● INSTRUCTIONS FOR THE TASK: Turn every line of the entries below into a Markdown table with the columns No. and Text, numbering each row and skipping blank lines. Leave the images out of your answer.

● EXERCISE MATERIALS:

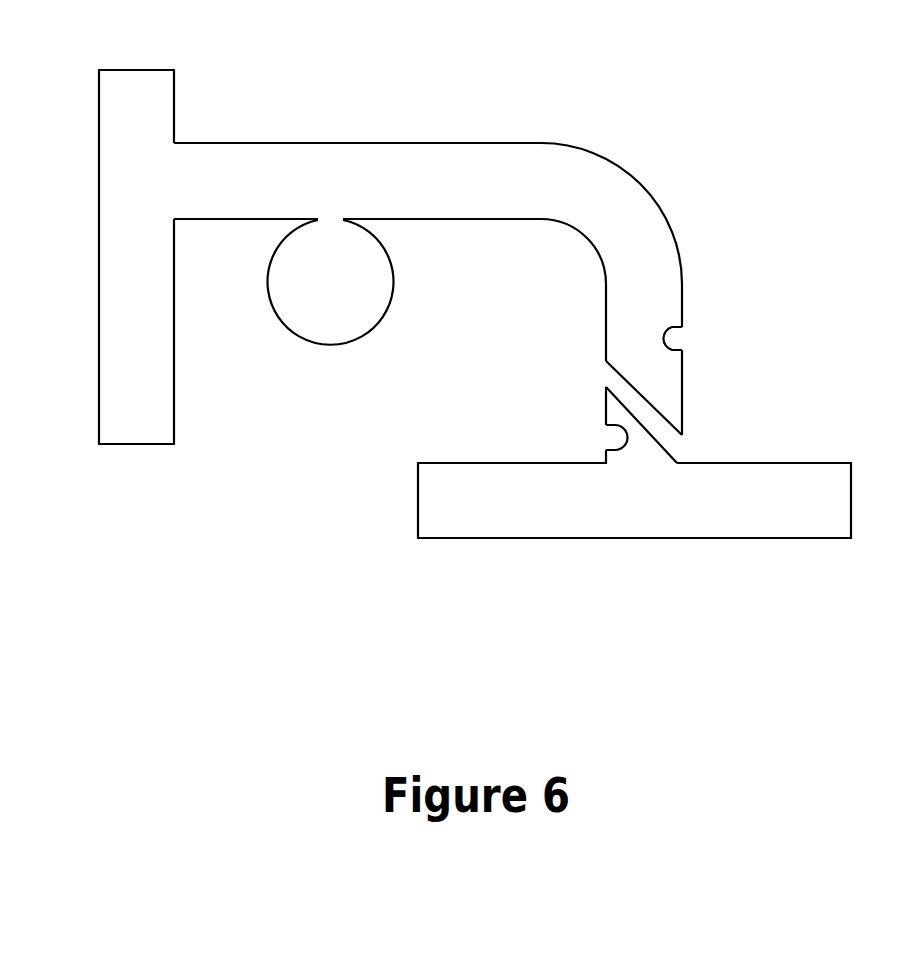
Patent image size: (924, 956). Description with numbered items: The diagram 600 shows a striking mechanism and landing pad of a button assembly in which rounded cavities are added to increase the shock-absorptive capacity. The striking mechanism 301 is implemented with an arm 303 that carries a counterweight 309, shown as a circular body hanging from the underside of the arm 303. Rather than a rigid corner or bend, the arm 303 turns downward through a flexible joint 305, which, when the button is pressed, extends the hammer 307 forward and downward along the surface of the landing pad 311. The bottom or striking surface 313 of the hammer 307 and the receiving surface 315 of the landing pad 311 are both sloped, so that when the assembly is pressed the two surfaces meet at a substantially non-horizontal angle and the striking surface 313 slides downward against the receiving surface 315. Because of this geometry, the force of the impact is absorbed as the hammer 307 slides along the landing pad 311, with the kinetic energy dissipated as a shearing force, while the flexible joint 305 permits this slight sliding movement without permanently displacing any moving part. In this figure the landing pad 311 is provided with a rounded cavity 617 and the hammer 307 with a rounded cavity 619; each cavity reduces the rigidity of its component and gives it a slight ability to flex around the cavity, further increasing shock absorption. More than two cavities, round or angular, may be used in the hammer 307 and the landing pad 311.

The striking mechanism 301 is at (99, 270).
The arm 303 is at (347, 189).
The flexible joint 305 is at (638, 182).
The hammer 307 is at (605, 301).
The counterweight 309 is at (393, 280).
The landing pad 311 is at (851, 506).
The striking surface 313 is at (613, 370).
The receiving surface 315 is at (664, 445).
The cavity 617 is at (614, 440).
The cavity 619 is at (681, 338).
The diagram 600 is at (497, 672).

● CORRECT RESPONSE:
| No. | Text |
|---|---|
| 1 | Patent image size: (924, 956). Description with numbered items: The diagram 600 shows a striking mechanism and landing pad of a button assembly in which rounded cavities are added to increase the shock-absorptive capacity. The striking mechanism 301 is implemented with an arm 303 that carries a counterweight 309, shown as a circular body hanging from the underside of the arm 303. Rather than a rigid corner or bend, the arm 303 turns downward through a flexible joint 305, which, when the button is pressed, extends the hammer 307 forward and downward along the surface of the landing pad 311. The bottom or striking surface 313 of the hammer 307 and the receiving surface 315 of the landing pad 311 are both sloped, so that when the assembly is pressed the two surfaces meet at a substantially non-horizontal angle and the striking surface 313 slides downward against the receiving surface 315. Because of this geometry, the force of the impact is absorbed as the hammer 307 slides along the landing pad 311, with the kinetic energy dissipated as a shearing force, while the flexible joint 305 permits this slight sliding movement without permanently displacing any moving part. In this figure the landing pad 311 is provided with a rounded cavity 617 and the hammer 307 with a rounded cavity 619; each cavity reduces the rigidity of its component and gives it a slight ability to flex around the cavity, further increasing shock absorption. More than two cavities, round or angular, may be used in the hammer 307 and the landing pad 311. |
| 2 | The striking mechanism 301 is at (99, 270). |
| 3 | The arm 303 is at (347, 189). |
| 4 | The flexible joint 305 is at (638, 182). |
| 5 | The hammer 307 is at (605, 301). |
| 6 | The counterweight 309 is at (393, 280). |
| 7 | The landing pad 311 is at (851, 506). |
| 8 | The striking surface 313 is at (613, 370). |
| 9 | The receiving surface 315 is at (664, 445). |
| 10 | The cavity 617 is at (614, 440). |
| 11 | The cavity 619 is at (681, 338). |
| 12 | The diagram 600 is at (497, 672). |